§ Stated goal
Scan the material and copy every line in which "this" appears.

[Start of Provided material]

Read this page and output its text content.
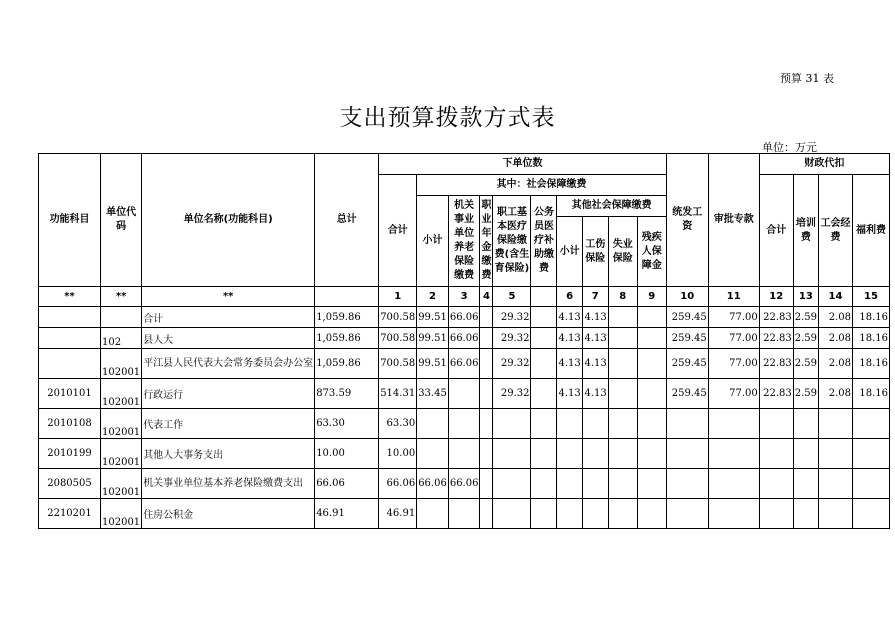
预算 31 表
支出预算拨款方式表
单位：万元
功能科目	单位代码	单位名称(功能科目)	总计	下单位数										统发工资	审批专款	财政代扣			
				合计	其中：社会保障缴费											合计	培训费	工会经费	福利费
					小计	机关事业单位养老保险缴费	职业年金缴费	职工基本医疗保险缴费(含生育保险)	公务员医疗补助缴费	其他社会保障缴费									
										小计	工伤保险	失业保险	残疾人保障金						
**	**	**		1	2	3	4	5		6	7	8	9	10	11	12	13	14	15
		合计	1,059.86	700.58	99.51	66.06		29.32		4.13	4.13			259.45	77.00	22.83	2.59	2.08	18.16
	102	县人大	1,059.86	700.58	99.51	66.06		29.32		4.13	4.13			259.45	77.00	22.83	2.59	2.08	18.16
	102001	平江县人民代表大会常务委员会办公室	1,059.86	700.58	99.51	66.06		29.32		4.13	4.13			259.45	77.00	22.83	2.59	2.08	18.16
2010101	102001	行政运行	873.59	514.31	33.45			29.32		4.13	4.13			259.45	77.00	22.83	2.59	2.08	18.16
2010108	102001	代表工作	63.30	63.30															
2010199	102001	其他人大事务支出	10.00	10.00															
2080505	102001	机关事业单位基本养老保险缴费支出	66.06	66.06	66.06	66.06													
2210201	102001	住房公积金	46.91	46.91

[End of Provided material]
[Start of Provided material]

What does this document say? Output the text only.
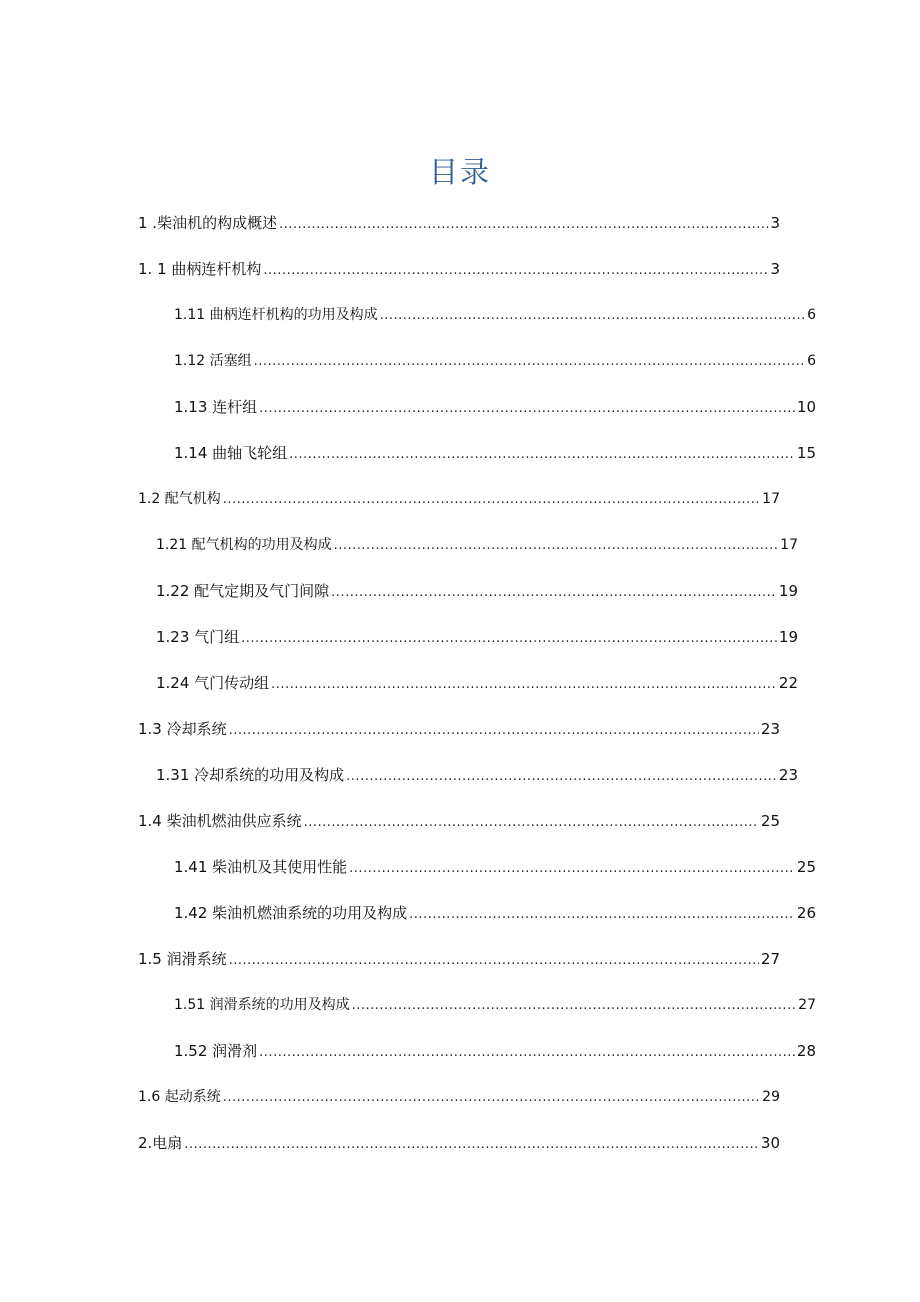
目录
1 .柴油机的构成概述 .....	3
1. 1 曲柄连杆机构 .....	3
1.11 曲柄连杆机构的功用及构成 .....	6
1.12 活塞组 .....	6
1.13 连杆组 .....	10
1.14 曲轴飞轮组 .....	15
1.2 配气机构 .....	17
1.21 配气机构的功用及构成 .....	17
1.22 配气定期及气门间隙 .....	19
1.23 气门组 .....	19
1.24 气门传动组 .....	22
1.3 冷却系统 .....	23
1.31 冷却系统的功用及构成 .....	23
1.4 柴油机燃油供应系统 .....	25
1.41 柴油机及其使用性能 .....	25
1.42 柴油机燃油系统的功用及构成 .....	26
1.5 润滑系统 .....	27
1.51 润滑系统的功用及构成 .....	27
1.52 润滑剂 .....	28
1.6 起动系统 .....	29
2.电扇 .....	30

[End of Provided material]

§ The solution
Read this page and output its text content.
What does this document say? Output the text only.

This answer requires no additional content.